◆ Direction:
Below are some records. Pull every line that contains the word "Service".

◆ Stored records:
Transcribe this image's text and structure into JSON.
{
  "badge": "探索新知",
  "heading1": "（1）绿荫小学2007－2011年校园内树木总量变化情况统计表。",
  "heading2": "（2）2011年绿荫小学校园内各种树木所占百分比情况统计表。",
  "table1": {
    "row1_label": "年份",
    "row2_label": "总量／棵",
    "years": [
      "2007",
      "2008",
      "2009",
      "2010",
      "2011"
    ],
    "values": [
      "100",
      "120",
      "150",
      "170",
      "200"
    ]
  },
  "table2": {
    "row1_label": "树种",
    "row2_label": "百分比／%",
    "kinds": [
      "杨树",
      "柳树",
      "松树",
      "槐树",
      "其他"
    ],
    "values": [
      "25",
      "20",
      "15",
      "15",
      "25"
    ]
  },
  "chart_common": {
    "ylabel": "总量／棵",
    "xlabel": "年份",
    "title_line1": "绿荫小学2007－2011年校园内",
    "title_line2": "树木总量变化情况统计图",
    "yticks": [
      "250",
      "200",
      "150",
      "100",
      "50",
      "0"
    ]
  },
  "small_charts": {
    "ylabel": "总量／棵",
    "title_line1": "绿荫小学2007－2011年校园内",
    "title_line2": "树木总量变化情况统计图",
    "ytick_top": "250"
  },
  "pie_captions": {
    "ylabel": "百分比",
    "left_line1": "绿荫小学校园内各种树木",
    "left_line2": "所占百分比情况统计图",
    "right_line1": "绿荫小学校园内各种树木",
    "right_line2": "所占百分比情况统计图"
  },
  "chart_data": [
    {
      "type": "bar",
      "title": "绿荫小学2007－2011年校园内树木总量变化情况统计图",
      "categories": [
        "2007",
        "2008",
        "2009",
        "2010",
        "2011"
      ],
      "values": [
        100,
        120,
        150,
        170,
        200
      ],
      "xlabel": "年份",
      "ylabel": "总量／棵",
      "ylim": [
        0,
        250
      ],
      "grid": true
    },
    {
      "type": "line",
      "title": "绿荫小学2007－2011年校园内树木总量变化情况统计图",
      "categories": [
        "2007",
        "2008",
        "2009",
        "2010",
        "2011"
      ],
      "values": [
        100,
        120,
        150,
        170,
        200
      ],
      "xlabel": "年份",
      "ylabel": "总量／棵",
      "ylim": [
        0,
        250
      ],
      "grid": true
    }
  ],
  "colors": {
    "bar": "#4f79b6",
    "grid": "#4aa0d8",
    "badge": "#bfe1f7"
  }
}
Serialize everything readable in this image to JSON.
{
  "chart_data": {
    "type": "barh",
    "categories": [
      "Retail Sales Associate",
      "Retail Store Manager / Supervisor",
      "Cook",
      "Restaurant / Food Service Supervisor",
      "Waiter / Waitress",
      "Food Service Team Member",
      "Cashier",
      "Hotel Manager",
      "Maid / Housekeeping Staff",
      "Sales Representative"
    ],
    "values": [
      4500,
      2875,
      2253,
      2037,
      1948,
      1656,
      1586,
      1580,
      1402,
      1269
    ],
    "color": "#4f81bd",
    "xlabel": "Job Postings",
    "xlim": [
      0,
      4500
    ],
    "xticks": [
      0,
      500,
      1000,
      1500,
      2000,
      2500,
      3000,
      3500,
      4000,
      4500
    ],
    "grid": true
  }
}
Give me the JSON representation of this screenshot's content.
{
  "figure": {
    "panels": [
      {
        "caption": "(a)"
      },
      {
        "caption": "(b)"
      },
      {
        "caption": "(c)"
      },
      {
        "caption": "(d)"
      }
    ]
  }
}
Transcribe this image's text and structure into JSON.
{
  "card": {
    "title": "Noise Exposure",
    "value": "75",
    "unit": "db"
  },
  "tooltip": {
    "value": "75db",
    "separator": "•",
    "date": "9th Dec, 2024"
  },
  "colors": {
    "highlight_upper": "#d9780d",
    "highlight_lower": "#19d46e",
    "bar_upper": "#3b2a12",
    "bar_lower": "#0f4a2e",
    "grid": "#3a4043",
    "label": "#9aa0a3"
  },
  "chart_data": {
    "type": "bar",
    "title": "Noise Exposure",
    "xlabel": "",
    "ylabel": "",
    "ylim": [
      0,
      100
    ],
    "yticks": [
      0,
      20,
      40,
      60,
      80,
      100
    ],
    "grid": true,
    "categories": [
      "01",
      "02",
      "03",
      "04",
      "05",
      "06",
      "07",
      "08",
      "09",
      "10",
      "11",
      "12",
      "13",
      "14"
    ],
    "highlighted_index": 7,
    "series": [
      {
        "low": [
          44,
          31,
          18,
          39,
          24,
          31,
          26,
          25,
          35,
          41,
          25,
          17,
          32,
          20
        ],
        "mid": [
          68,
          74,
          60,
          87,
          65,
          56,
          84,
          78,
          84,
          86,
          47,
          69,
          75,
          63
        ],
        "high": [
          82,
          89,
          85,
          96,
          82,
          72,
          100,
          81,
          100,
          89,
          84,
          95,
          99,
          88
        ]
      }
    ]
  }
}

◆ Complete response:
      "Restaurant / Food Service Supervisor",
      "Food Service Team Member",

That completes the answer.